> **DATA FOR THIS EXERCISE**:

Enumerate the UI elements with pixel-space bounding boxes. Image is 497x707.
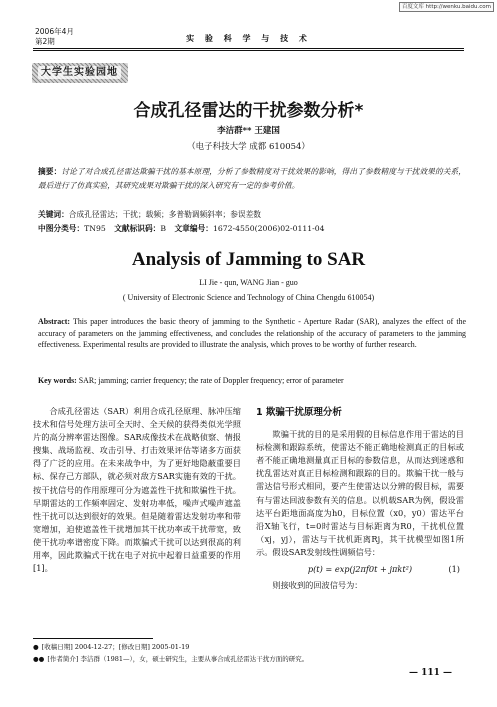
abstract-en-label: Abstract: xyxy=(38,317,70,326)
authors-cn: 李洁群** 王建国 xyxy=(217,126,280,136)
abstract-cn-text: 讨论了对合成孔径雷达欺骗干扰的基本原理，分析了参数精度对干扰效果的影响，得出了参数精度与干扰效果的关系，最后进行了仿真实验，其研究成果对欺骗干扰的深入研究有一定的参考价值。 xyxy=(38,167,466,190)
journal-name: 实 验 科 学 与 技 术 xyxy=(186,33,311,43)
abstract-en-text: This paper introduces the basic theory of jamming to the Synthetic - Aperture Radar (SAR), analyzes the effect of the accuracy of parameters on the jamming effectiveness, and concludes the relationship of the accuracy of parameters to the jamming effectiveness. Experimental results are provided to illustrate the analysis, which proves to be worthy of further research. xyxy=(38,317,466,350)
equation-1-expression: p(t) = exp(j2πf0t + jπkt²) xyxy=(307,564,413,575)
watermark-link[interactable]: 百度文库 http://wenku.baidu.com xyxy=(399,2,494,12)
header-rule-thin xyxy=(33,50,464,51)
section-heading: 1 欺骗干扰原理分析 xyxy=(256,407,342,418)
equation-1 xyxy=(256,563,464,576)
issue-date: 2006年4月 xyxy=(35,27,74,36)
keywords-en xyxy=(38,374,466,388)
affiliation-cn: （电子科技大学 成都 610054） xyxy=(187,142,310,152)
header-rule xyxy=(33,48,464,49)
clc-label: 中图分类号： xyxy=(38,224,85,233)
footnote-author-text: [作者简介] 李洁群（1981—），女，硕士研究生，主要从事合成孔径雷达干扰方面的研究。 xyxy=(47,655,309,663)
footnote-received xyxy=(33,643,189,652)
abstract-cn xyxy=(38,165,466,192)
title-en: Analysis of Jamming to SAR xyxy=(131,249,366,270)
footnote-bullet: ●● xyxy=(33,655,45,663)
keywords-cn-label: 关键词： xyxy=(38,210,69,219)
footnote-author xyxy=(33,655,308,664)
doc-code-value: B xyxy=(160,224,167,233)
keywords-cn xyxy=(38,208,466,222)
clc-value: TN95 xyxy=(84,224,106,233)
title-cn: 合成孔径雷达的干扰参数分析* xyxy=(133,101,364,121)
footnote-rule xyxy=(33,638,153,639)
abstract-cn-label: 摘要： xyxy=(38,167,62,176)
keywords-en-text: SAR; jamming; carrier frequency; the rate of Doppler frequency; error of parameter xyxy=(78,376,344,385)
footnote-bullet: ● xyxy=(33,643,39,651)
footnote-received-text: [收稿日期] 2004-12-27；[修改日期] 2005-01-19 xyxy=(41,643,190,651)
article-no-value: 1672-4550(2006)02-0111-04 xyxy=(212,224,325,233)
article-no-label: 文章编号： xyxy=(174,224,213,233)
intro-paragraph: 合成孔径雷达（SAR）利用合成孔径原理、脉冲压缩技术和信号处理方法可全天时、全天候的获得类似光学照片的高分辨率雷达图像。SAR成像技术在战略侦察、情报搜集、战场监视、攻击引导、打击效果评估等诸多方面获得了广泛的应用。在未来战争中，为了更好地隐蔽重要目标、保存己方部队，就必须对敌方SAR实施有效的干扰。按干扰信号的作用原理可分为遮盖性干扰和欺骗性干扰。早期雷达的工作频率固定、发射功率低，噪声式噪声遮盖性干扰可以达到很好的效果。但是随着雷达发射功率和带宽增加，迫使遮盖性干扰增加其干扰功率或干扰带宽，致使干扰功率谱密度下降。而欺骗式干扰可以达到很高的利用率，因此欺骗式干扰在电子对抗中起着日益重要的作用[1]。 xyxy=(33,406,241,574)
affiliation-en: ( University of Electronic Science and Technology of China Chengdu 610054) xyxy=(122,293,375,302)
authors-en: LI Jie - qun, WANG Jian - guo xyxy=(199,278,298,287)
body-right-column xyxy=(256,405,464,592)
classification-cn xyxy=(38,222,466,236)
page-number: — 111 — xyxy=(408,668,452,678)
keywords-en-label: Key words: xyxy=(38,376,77,385)
section-paragraph: 欺骗干扰的目的是采用假的目标信息作用于雷达的目标检测和跟踪系统，使雷达不能正确地检测真正的目标或者不能正确地测量真正目标的参数信息，从而达到迷惑和扰乱雷达对真正目标检测和跟踪的目的。欺骗干扰一般与雷达信号形式相同，要产生使雷达以分辨的假目标，需要有与雷达回波参数有关的信息。以机载SAR为例，假设雷达平台距地面高度为h0，目标位置（x0，y0）雷达平台沿X轴飞行，t=0时雷达与目标距离为R0，干扰机位置（xj，yj），雷达与干扰机距离Rj，其干扰模型如图1所示。假设SAR发射线性调频信号： xyxy=(256,429,464,557)
column-banner xyxy=(32,63,128,83)
keywords-cn-text: 合成孔径雷达；干扰；载频；多普勒调频斜率；参误差数 xyxy=(68,210,261,219)
doc-code-label: 文献标识码： xyxy=(114,224,161,233)
body-left-column xyxy=(33,405,241,575)
abstract-en xyxy=(38,316,466,351)
after-equation-text: 则接收到的回波信号为： xyxy=(272,580,363,591)
equation-1-number: (1) xyxy=(448,564,460,575)
issue-number: 第2期 xyxy=(35,36,55,46)
column-banner-label: 大学生实验园地 xyxy=(38,66,121,79)
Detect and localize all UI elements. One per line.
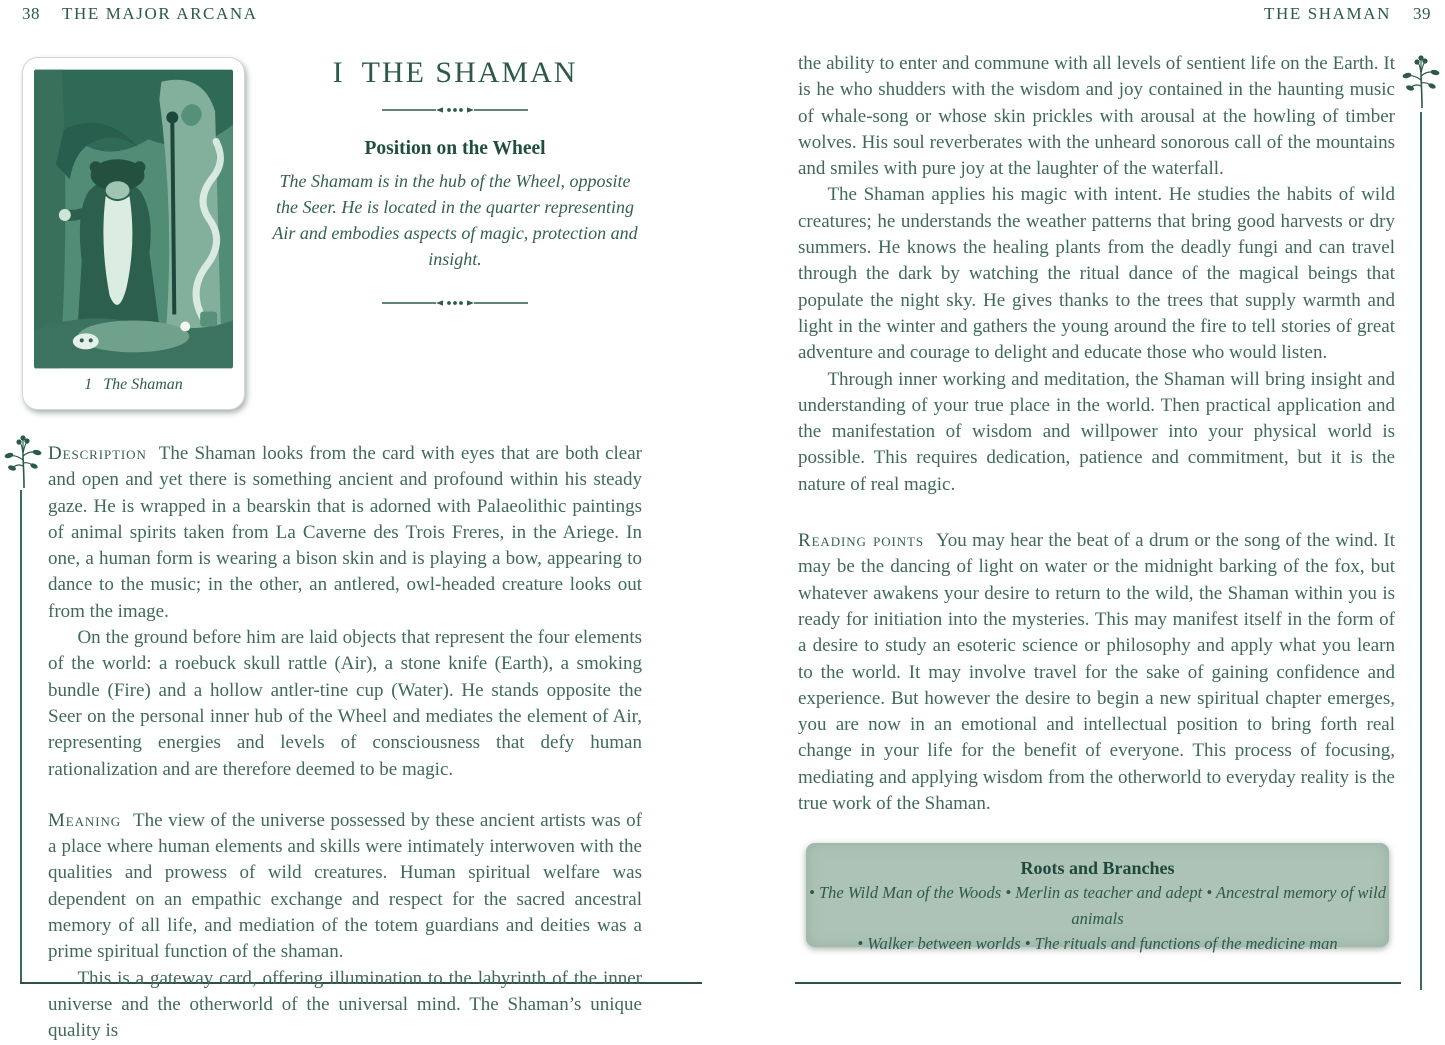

> **AIM OF THE EXERCISE**: Format the records as a numbered list, leaving out blank lines. Begin at the line that contains "abstract-en-label: Abstract: xyxy=(38,317,70,326)" and stop after the line that contains "journal-name: 实 验".

> **EXERCISE RESPONSE**:
1. abstract-en-label: Abstract: xyxy=(38,317,70,326)
2. authors-cn: 李洁群** 王建国 xyxy=(217,126,280,136)
3. abstract-cn-text: 讨论了对合成孔径雷达欺骗干扰的基本原理，分析了参数精度对干扰效果的影响，得出了参数精度与干扰效果的关系，最后进行了仿真实验，其研究成果对欺骗干扰的深入研究有一定的参考价值。 xyxy=(38,167,466,190)
4. journal-name: 实 验 科 学 与 技 术 xyxy=(186,33,311,43)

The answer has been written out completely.